▸ What you are asked to do: Where a line of the listing below includes the word "title", reproduce that line.

>> Start

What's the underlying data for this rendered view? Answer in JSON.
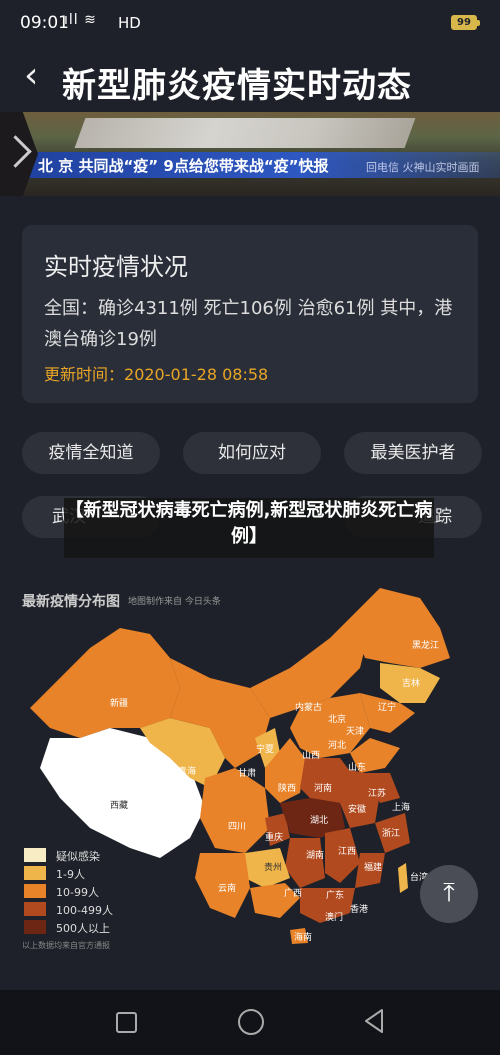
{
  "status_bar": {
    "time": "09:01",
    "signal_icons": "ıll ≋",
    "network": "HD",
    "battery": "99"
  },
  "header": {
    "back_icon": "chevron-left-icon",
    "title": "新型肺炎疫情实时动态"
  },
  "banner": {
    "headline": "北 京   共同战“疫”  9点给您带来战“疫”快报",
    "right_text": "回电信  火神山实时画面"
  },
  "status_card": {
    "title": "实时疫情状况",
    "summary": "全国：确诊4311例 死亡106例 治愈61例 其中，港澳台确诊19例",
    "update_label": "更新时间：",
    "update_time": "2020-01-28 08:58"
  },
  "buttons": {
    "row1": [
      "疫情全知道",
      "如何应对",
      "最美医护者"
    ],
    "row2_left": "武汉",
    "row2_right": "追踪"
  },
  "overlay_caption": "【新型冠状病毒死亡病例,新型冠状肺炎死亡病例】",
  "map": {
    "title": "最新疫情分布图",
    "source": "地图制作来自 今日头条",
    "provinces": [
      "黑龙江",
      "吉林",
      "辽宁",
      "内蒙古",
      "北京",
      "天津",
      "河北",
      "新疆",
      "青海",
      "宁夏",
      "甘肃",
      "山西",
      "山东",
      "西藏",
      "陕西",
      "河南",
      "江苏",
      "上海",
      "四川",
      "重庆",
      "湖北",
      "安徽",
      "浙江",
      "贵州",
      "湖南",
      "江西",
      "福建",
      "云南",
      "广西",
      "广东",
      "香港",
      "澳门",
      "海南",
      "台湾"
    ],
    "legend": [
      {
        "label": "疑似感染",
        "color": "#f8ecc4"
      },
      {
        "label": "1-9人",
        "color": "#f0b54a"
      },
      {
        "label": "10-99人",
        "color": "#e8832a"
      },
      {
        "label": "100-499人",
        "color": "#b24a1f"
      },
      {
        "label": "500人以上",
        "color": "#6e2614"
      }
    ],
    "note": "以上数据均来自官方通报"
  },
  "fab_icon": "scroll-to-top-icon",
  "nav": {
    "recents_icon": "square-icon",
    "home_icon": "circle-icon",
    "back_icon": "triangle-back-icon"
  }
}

>> End

▸ Reply to the task:
    "title": "新型肺炎疫情实时动态"
    "title": "实时疫情状况",
    "title": "最新疫情分布图",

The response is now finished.